• **GIVEN RECORDS**
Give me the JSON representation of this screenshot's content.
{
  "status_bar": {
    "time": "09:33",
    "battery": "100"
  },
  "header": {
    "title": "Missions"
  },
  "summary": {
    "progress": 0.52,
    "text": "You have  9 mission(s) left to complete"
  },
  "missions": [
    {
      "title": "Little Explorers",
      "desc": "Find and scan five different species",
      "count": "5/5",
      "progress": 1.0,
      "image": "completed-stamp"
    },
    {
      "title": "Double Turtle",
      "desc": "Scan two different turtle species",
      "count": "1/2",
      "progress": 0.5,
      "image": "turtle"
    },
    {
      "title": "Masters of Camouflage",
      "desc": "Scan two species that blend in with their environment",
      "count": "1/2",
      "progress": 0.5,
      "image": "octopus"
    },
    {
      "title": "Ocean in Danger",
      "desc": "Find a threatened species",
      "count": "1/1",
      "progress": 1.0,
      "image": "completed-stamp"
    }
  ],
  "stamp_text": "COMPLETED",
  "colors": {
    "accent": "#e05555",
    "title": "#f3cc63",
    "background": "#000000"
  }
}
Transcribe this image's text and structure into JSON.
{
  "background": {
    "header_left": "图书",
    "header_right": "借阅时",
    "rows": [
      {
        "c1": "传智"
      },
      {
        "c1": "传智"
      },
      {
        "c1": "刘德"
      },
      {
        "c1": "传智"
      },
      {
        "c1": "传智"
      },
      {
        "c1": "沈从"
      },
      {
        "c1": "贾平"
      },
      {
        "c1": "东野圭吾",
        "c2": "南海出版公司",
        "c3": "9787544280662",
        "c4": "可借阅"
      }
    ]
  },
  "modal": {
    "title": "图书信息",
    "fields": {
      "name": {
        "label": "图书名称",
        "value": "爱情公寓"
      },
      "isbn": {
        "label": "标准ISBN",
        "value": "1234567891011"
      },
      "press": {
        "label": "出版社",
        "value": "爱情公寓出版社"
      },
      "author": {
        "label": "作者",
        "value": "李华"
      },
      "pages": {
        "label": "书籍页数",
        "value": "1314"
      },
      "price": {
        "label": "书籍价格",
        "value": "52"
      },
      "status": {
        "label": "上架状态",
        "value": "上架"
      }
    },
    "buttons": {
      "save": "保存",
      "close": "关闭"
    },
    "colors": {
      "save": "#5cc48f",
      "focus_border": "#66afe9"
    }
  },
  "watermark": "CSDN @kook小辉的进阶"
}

• **INSTRUCTION**
Output all of the data again. Match it exactly.

• **CORRECT RESULT**
Give me the JSON representation of this screenshot's content.
{
  "status_bar": {
    "time": "09:33",
    "battery": "100"
  },
  "header": {
    "title": "Missions"
  },
  "summary": {
    "progress": 0.52,
    "text": "You have  9 mission(s) left to complete"
  },
  "missions": [
    {
      "title": "Little Explorers",
      "desc": "Find and scan five different species",
      "count": "5/5",
      "progress": 1.0,
      "image": "completed-stamp"
    },
    {
      "title": "Double Turtle",
      "desc": "Scan two different turtle species",
      "count": "1/2",
      "progress": 0.5,
      "image": "turtle"
    },
    {
      "title": "Masters of Camouflage",
      "desc": "Scan two species that blend in with their environment",
      "count": "1/2",
      "progress": 0.5,
      "image": "octopus"
    },
    {
      "title": "Ocean in Danger",
      "desc": "Find a threatened species",
      "count": "1/1",
      "progress": 1.0,
      "image": "completed-stamp"
    }
  ],
  "stamp_text": "COMPLETED",
  "colors": {
    "accent": "#e05555",
    "title": "#f3cc63",
    "background": "#000000"
  }
}
Transcribe this image's text and structure into JSON.
{
  "background": {
    "header_left": "图书",
    "header_right": "借阅时",
    "rows": [
      {
        "c1": "传智"
      },
      {
        "c1": "传智"
      },
      {
        "c1": "刘德"
      },
      {
        "c1": "传智"
      },
      {
        "c1": "传智"
      },
      {
        "c1": "沈从"
      },
      {
        "c1": "贾平"
      },
      {
        "c1": "东野圭吾",
        "c2": "南海出版公司",
        "c3": "9787544280662",
        "c4": "可借阅"
      }
    ]
  },
  "modal": {
    "title": "图书信息",
    "fields": {
      "name": {
        "label": "图书名称",
        "value": "爱情公寓"
      },
      "isbn": {
        "label": "标准ISBN",
        "value": "1234567891011"
      },
      "press": {
        "label": "出版社",
        "value": "爱情公寓出版社"
      },
      "author": {
        "label": "作者",
        "value": "李华"
      },
      "pages": {
        "label": "书籍页数",
        "value": "1314"
      },
      "price": {
        "label": "书籍价格",
        "value": "52"
      },
      "status": {
        "label": "上架状态",
        "value": "上架"
      }
    },
    "buttons": {
      "save": "保存",
      "close": "关闭"
    },
    "colors": {
      "save": "#5cc48f",
      "focus_border": "#66afe9"
    }
  },
  "watermark": "CSDN @kook小辉的进阶"
}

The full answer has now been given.